[Begin]

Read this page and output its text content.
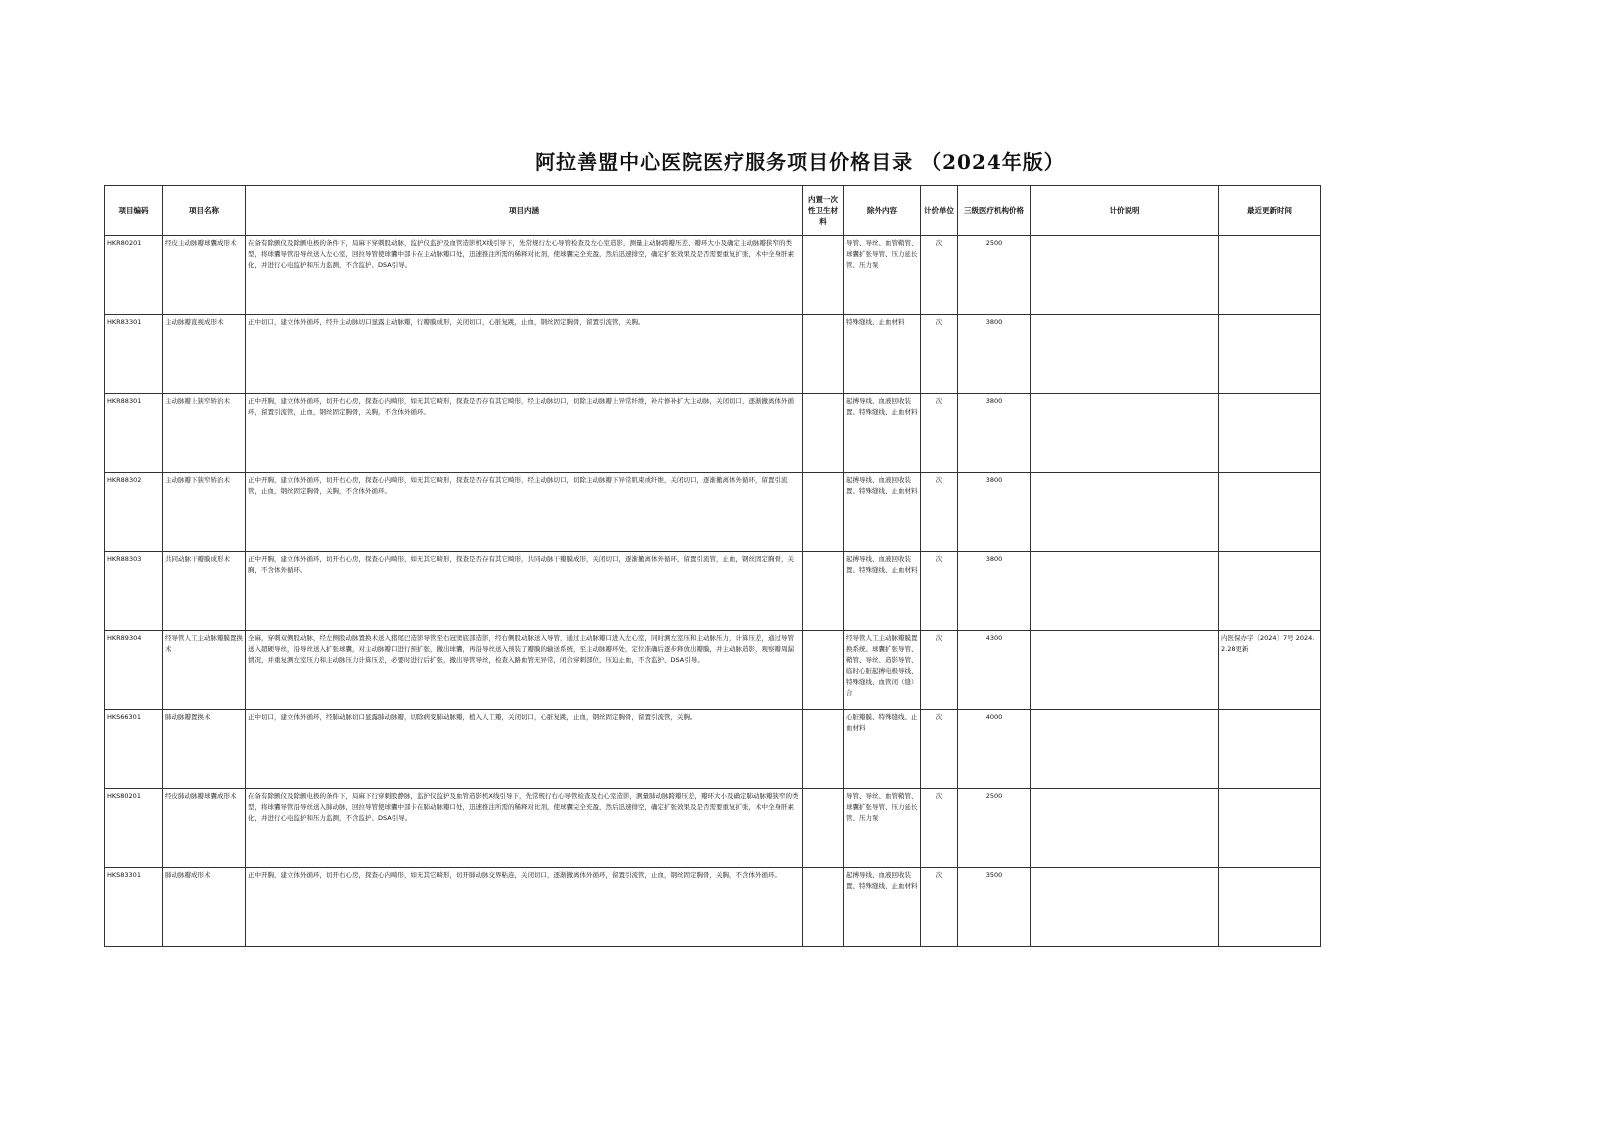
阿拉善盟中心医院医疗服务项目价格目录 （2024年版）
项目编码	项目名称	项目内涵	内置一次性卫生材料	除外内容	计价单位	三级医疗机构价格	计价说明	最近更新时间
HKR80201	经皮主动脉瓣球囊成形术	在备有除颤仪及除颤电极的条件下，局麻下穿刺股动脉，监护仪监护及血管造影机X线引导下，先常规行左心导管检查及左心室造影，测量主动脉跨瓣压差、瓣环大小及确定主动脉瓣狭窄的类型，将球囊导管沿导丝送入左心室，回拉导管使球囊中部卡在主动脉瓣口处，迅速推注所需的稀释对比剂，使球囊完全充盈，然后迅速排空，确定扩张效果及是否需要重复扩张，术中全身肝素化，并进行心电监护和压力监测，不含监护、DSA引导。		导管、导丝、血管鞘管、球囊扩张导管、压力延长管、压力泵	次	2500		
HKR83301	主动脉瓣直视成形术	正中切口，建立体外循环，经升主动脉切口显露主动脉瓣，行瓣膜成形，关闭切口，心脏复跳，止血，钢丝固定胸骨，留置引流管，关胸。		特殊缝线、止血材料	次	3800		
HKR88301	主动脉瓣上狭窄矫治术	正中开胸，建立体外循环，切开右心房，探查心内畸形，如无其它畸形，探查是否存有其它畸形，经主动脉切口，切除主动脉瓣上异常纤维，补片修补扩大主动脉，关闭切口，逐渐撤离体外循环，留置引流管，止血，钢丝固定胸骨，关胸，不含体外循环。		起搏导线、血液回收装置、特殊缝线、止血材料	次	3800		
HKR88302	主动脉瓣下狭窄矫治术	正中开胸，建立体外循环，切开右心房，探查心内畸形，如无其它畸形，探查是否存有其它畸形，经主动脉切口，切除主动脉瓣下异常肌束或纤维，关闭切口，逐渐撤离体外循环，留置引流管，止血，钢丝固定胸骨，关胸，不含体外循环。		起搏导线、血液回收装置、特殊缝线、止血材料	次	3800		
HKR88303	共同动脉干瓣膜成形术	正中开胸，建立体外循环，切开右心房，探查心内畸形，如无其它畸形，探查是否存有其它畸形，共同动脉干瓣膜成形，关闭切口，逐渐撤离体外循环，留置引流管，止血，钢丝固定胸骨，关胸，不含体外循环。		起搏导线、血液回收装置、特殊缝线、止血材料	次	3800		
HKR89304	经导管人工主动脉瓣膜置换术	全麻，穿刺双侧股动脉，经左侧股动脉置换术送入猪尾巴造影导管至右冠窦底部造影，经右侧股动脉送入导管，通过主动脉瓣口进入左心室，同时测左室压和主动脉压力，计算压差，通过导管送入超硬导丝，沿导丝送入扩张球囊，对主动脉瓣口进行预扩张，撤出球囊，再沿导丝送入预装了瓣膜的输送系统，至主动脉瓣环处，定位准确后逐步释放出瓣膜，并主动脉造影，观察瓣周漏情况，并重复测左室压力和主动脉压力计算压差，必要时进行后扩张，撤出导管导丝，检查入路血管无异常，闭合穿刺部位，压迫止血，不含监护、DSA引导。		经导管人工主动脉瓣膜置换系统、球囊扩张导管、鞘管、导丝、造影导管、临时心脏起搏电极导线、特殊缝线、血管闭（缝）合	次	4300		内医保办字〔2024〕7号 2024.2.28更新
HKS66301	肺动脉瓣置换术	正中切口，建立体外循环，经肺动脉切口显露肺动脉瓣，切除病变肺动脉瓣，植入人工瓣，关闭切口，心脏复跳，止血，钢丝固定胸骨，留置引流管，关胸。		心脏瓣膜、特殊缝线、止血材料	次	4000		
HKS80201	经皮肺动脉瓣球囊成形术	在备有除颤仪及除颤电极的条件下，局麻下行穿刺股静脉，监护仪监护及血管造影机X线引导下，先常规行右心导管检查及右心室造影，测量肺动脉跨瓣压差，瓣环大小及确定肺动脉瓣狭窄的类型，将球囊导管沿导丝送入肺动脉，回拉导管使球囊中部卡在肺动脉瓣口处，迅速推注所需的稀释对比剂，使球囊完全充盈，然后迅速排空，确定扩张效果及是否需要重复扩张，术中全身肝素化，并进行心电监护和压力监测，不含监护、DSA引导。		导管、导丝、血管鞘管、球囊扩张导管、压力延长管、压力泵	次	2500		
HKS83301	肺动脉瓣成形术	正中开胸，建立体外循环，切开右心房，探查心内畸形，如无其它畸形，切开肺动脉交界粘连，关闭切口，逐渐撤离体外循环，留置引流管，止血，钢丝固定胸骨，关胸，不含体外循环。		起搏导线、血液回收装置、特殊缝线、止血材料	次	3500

[End]

• _EXERCISE OBJECTIVE_:
Search the data for the word "心脏复跳" and copy each line where it appears.

• _COMPLETED TASK_:
HKR83301	主动脉瓣直视成形术	正中切口，建立体外循环，经升主动脉切口显露主动脉瓣，行瓣膜成形，关闭切口，心脏复跳，止血，钢丝固定胸骨，留置引流管，关胸。		特殊缝线、止血材料	次	3800		
HKS66301	肺动脉瓣置换术	正中切口，建立体外循环，经肺动脉切口显露肺动脉瓣，切除病变肺动脉瓣，植入人工瓣，关闭切口，心脏复跳，止血，钢丝固定胸骨，留置引流管，关胸。		心脏瓣膜、特殊缝线、止血材料	次	4000		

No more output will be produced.